§ **Exercise objective**
Pull out from the material below all lines with "side".

§ **Record set**
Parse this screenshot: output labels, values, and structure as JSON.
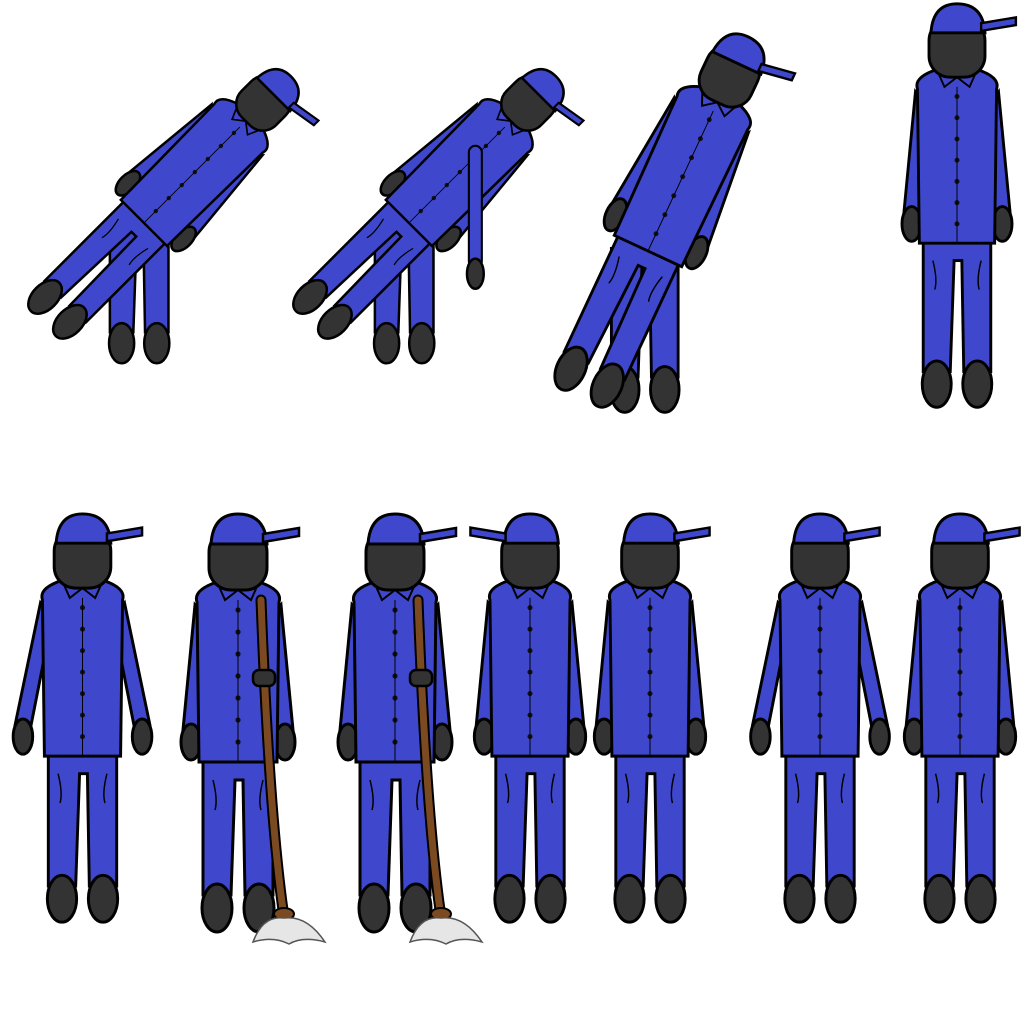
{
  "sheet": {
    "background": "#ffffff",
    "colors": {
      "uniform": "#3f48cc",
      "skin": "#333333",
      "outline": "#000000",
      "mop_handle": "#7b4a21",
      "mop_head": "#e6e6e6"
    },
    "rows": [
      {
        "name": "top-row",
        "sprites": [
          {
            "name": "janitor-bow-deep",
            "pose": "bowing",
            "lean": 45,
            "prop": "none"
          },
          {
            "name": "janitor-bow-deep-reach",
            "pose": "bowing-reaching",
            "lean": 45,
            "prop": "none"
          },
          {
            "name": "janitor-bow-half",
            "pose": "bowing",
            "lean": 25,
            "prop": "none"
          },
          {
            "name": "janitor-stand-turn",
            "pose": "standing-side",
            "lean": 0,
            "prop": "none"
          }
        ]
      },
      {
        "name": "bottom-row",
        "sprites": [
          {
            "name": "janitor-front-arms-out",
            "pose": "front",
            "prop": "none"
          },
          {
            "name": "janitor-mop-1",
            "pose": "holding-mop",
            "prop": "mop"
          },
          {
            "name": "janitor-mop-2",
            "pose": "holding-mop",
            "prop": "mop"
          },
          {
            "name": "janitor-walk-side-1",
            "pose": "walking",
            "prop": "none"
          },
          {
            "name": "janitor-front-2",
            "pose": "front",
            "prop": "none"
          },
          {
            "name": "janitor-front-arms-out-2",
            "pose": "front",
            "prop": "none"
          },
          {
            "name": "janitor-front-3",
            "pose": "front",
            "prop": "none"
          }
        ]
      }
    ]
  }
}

...

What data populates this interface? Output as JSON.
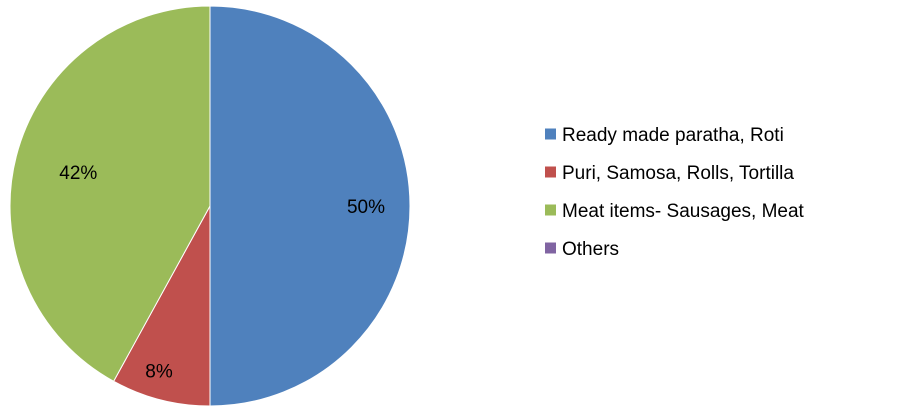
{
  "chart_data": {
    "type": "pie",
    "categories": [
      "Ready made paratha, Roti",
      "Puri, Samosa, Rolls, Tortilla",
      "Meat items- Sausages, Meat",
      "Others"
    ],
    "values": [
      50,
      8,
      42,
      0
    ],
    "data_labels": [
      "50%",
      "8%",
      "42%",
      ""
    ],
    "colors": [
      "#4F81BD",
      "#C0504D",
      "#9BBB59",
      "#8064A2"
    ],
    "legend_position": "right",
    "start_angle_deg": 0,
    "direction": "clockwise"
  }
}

§ **Final result**
            "pose": "standing-side",
            "name": "janitor-walk-side-1",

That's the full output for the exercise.